:: Records for the exercise
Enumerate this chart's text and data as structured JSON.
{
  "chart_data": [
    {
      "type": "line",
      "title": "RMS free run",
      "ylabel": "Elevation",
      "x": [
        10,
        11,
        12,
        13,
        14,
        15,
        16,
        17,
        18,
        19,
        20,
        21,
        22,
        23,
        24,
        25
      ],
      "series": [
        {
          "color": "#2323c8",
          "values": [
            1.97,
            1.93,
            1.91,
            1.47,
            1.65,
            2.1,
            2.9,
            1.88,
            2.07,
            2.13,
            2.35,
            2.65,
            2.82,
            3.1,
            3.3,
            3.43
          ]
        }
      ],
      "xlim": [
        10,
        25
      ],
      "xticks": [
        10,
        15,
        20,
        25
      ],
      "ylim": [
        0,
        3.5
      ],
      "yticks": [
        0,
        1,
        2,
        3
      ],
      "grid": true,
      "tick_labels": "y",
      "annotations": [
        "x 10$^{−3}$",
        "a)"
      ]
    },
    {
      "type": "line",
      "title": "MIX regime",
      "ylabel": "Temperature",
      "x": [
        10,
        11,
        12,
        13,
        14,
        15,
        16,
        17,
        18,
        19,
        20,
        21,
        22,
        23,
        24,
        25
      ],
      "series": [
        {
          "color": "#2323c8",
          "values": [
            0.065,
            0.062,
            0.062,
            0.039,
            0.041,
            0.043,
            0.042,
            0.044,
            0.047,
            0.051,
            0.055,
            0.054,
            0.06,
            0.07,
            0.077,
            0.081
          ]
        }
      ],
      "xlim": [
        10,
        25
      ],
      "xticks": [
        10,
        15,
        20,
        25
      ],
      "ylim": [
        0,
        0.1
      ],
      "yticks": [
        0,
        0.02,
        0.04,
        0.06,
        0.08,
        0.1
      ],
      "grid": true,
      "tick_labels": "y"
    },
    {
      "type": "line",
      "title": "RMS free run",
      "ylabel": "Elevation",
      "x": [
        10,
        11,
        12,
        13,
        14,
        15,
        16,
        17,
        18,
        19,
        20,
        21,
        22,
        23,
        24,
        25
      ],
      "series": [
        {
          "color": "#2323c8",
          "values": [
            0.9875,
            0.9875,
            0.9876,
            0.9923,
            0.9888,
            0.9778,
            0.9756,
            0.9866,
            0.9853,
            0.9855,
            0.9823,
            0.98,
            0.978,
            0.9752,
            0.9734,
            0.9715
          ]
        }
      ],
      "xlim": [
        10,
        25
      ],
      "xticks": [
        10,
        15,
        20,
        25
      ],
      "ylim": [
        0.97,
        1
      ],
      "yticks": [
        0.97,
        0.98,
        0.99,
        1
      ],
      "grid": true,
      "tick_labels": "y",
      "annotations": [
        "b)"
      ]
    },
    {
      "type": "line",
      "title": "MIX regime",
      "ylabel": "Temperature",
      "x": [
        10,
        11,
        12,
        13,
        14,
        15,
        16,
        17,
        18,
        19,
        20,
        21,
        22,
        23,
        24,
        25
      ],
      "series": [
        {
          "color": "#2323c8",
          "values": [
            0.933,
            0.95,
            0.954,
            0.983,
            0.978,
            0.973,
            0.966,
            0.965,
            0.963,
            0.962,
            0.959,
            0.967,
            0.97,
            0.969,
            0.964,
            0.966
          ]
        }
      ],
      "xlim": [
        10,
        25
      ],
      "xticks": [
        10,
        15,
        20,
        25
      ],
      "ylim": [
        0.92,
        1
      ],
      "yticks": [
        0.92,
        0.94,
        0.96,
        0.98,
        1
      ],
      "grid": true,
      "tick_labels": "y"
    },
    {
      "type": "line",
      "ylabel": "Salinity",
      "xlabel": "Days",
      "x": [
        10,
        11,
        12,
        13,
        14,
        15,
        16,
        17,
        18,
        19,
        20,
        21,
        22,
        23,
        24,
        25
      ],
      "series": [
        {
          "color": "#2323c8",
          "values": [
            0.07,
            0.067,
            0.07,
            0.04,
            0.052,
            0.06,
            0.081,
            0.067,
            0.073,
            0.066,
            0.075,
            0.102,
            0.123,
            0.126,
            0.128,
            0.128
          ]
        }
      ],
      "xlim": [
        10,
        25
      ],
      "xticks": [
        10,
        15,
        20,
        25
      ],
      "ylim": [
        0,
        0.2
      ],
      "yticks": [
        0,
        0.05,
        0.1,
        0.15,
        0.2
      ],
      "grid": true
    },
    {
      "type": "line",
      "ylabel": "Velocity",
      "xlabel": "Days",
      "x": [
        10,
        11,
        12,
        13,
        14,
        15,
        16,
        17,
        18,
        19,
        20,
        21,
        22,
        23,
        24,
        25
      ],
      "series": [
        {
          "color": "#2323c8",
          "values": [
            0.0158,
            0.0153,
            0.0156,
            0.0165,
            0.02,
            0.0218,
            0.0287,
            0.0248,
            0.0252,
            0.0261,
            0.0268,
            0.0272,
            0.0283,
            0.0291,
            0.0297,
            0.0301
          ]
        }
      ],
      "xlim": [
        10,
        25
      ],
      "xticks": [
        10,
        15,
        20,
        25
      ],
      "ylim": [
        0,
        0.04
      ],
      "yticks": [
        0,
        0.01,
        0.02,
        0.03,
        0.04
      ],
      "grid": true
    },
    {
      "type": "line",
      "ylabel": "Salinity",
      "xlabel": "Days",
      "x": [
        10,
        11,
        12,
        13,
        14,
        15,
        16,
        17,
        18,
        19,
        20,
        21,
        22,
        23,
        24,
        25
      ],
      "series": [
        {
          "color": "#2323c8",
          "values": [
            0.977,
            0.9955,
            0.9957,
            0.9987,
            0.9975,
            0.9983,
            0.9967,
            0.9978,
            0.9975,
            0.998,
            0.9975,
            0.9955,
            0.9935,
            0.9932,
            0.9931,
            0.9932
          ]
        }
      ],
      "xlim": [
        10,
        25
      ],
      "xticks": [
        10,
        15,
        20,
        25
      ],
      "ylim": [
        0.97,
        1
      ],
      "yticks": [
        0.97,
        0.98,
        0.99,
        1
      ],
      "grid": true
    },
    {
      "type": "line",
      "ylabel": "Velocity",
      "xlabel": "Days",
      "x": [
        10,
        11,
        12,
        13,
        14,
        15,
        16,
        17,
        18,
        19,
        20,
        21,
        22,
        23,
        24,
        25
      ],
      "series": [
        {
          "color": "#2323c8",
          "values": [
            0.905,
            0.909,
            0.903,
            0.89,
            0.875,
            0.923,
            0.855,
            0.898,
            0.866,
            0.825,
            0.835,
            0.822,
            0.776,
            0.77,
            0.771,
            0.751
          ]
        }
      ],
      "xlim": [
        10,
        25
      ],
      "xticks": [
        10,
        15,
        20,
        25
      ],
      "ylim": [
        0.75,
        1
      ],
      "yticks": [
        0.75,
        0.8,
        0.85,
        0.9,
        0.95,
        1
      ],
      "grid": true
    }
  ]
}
::::
Problem details
Output the full listing without altering anything.

Result of this exercise
Enumerate this chart's text and data as structured JSON.
{
  "chart_data": [
    {
      "type": "line",
      "title": "RMS free run",
      "ylabel": "Elevation",
      "x": [
        10,
        11,
        12,
        13,
        14,
        15,
        16,
        17,
        18,
        19,
        20,
        21,
        22,
        23,
        24,
        25
      ],
      "series": [
        {
          "color": "#2323c8",
          "values": [
            1.97,
            1.93,
            1.91,
            1.47,
            1.65,
            2.1,
            2.9,
            1.88,
            2.07,
            2.13,
            2.35,
            2.65,
            2.82,
            3.1,
            3.3,
            3.43
          ]
        }
      ],
      "xlim": [
        10,
        25
      ],
      "xticks": [
        10,
        15,
        20,
        25
      ],
      "ylim": [
        0,
        3.5
      ],
      "yticks": [
        0,
        1,
        2,
        3
      ],
      "grid": true,
      "tick_labels": "y",
      "annotations": [
        "x 10$^{−3}$",
        "a)"
      ]
    },
    {
      "type": "line",
      "title": "MIX regime",
      "ylabel": "Temperature",
      "x": [
        10,
        11,
        12,
        13,
        14,
        15,
        16,
        17,
        18,
        19,
        20,
        21,
        22,
        23,
        24,
        25
      ],
      "series": [
        {
          "color": "#2323c8",
          "values": [
            0.065,
            0.062,
            0.062,
            0.039,
            0.041,
            0.043,
            0.042,
            0.044,
            0.047,
            0.051,
            0.055,
            0.054,
            0.06,
            0.07,
            0.077,
            0.081
          ]
        }
      ],
      "xlim": [
        10,
        25
      ],
      "xticks": [
        10,
        15,
        20,
        25
      ],
      "ylim": [
        0,
        0.1
      ],
      "yticks": [
        0,
        0.02,
        0.04,
        0.06,
        0.08,
        0.1
      ],
      "grid": true,
      "tick_labels": "y"
    },
    {
      "type": "line",
      "title": "RMS free run",
      "ylabel": "Elevation",
      "x": [
        10,
        11,
        12,
        13,
        14,
        15,
        16,
        17,
        18,
        19,
        20,
        21,
        22,
        23,
        24,
        25
      ],
      "series": [
        {
          "color": "#2323c8",
          "values": [
            0.9875,
            0.9875,
            0.9876,
            0.9923,
            0.9888,
            0.9778,
            0.9756,
            0.9866,
            0.9853,
            0.9855,
            0.9823,
            0.98,
            0.978,
            0.9752,
            0.9734,
            0.9715
          ]
        }
      ],
      "xlim": [
        10,
        25
      ],
      "xticks": [
        10,
        15,
        20,
        25
      ],
      "ylim": [
        0.97,
        1
      ],
      "yticks": [
        0.97,
        0.98,
        0.99,
        1
      ],
      "grid": true,
      "tick_labels": "y",
      "annotations": [
        "b)"
      ]
    },
    {
      "type": "line",
      "title": "MIX regime",
      "ylabel": "Temperature",
      "x": [
        10,
        11,
        12,
        13,
        14,
        15,
        16,
        17,
        18,
        19,
        20,
        21,
        22,
        23,
        24,
        25
      ],
      "series": [
        {
          "color": "#2323c8",
          "values": [
            0.933,
            0.95,
            0.954,
            0.983,
            0.978,
            0.973,
            0.966,
            0.965,
            0.963,
            0.962,
            0.959,
            0.967,
            0.97,
            0.969,
            0.964,
            0.966
          ]
        }
      ],
      "xlim": [
        10,
        25
      ],
      "xticks": [
        10,
        15,
        20,
        25
      ],
      "ylim": [
        0.92,
        1
      ],
      "yticks": [
        0.92,
        0.94,
        0.96,
        0.98,
        1
      ],
      "grid": true,
      "tick_labels": "y"
    },
    {
      "type": "line",
      "ylabel": "Salinity",
      "xlabel": "Days",
      "x": [
        10,
        11,
        12,
        13,
        14,
        15,
        16,
        17,
        18,
        19,
        20,
        21,
        22,
        23,
        24,
        25
      ],
      "series": [
        {
          "color": "#2323c8",
          "values": [
            0.07,
            0.067,
            0.07,
            0.04,
            0.052,
            0.06,
            0.081,
            0.067,
            0.073,
            0.066,
            0.075,
            0.102,
            0.123,
            0.126,
            0.128,
            0.128
          ]
        }
      ],
      "xlim": [
        10,
        25
      ],
      "xticks": [
        10,
        15,
        20,
        25
      ],
      "ylim": [
        0,
        0.2
      ],
      "yticks": [
        0,
        0.05,
        0.1,
        0.15,
        0.2
      ],
      "grid": true
    },
    {
      "type": "line",
      "ylabel": "Velocity",
      "xlabel": "Days",
      "x": [
        10,
        11,
        12,
        13,
        14,
        15,
        16,
        17,
        18,
        19,
        20,
        21,
        22,
        23,
        24,
        25
      ],
      "series": [
        {
          "color": "#2323c8",
          "values": [
            0.0158,
            0.0153,
            0.0156,
            0.0165,
            0.02,
            0.0218,
            0.0287,
            0.0248,
            0.0252,
            0.0261,
            0.0268,
            0.0272,
            0.0283,
            0.0291,
            0.0297,
            0.0301
          ]
        }
      ],
      "xlim": [
        10,
        25
      ],
      "xticks": [
        10,
        15,
        20,
        25
      ],
      "ylim": [
        0,
        0.04
      ],
      "yticks": [
        0,
        0.01,
        0.02,
        0.03,
        0.04
      ],
      "grid": true
    },
    {
      "type": "line",
      "ylabel": "Salinity",
      "xlabel": "Days",
      "x": [
        10,
        11,
        12,
        13,
        14,
        15,
        16,
        17,
        18,
        19,
        20,
        21,
        22,
        23,
        24,
        25
      ],
      "series": [
        {
          "color": "#2323c8",
          "values": [
            0.977,
            0.9955,
            0.9957,
            0.9987,
            0.9975,
            0.9983,
            0.9967,
            0.9978,
            0.9975,
            0.998,
            0.9975,
            0.9955,
            0.9935,
            0.9932,
            0.9931,
            0.9932
          ]
        }
      ],
      "xlim": [
        10,
        25
      ],
      "xticks": [
        10,
        15,
        20,
        25
      ],
      "ylim": [
        0.97,
        1
      ],
      "yticks": [
        0.97,
        0.98,
        0.99,
        1
      ],
      "grid": true
    },
    {
      "type": "line",
      "ylabel": "Velocity",
      "xlabel": "Days",
      "x": [
        10,
        11,
        12,
        13,
        14,
        15,
        16,
        17,
        18,
        19,
        20,
        21,
        22,
        23,
        24,
        25
      ],
      "series": [
        {
          "color": "#2323c8",
          "values": [
            0.905,
            0.909,
            0.903,
            0.89,
            0.875,
            0.923,
            0.855,
            0.898,
            0.866,
            0.825,
            0.835,
            0.822,
            0.776,
            0.77,
            0.771,
            0.751
          ]
        }
      ],
      "xlim": [
        10,
        25
      ],
      "xticks": [
        10,
        15,
        20,
        25
      ],
      "ylim": [
        0.75,
        1
      ],
      "yticks": [
        0.75,
        0.8,
        0.85,
        0.9,
        0.95,
        1
      ],
      "grid": true
    }
  ]
}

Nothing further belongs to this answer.